Start of DATA FOR THIS EXERCISE

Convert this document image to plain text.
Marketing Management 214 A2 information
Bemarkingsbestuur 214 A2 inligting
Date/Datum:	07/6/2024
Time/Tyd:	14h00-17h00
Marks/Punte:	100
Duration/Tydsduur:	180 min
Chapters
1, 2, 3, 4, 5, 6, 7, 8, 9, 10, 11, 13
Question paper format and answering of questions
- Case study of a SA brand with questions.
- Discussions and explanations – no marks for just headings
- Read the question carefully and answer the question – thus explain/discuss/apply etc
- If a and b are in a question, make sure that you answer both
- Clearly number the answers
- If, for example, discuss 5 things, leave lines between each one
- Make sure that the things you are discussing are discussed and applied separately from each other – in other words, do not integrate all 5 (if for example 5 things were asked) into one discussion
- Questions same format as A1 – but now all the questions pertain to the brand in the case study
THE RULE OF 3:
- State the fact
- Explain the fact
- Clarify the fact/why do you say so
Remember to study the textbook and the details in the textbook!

End of DATA FOR THIS EXERCISE

__YOUR OBJECTIVE__.
Extract the full listing and reproduce each line exactly.

__SOLUTION__.
Convert this document image to plain text.
Marketing Management 214 A2 information
Bemarkingsbestuur 214 A2 inligting
Date/Datum:	07/6/2024
Time/Tyd:	14h00-17h00
Marks/Punte:	100
Duration/Tydsduur:	180 min
Chapters
1, 2, 3, 4, 5, 6, 7, 8, 9, 10, 11, 13
Question paper format and answering of questions
- Case study of a SA brand with questions.
- Discussions and explanations – no marks for just headings
- Read the question carefully and answer the question – thus explain/discuss/apply etc
- If a and b are in a question, make sure that you answer both
- Clearly number the answers
- If, for example, discuss 5 things, leave lines between each one
- Make sure that the things you are discussing are discussed and applied separately from each other – in other words, do not integrate all 5 (if for example 5 things were asked) into one discussion
- Questions same format as A1 – but now all the questions pertain to the brand in the case study
THE RULE OF 3:
- State the fact
- Explain the fact
- Clarify the fact/why do you say so
Remember to study the textbook and the details in the textbook!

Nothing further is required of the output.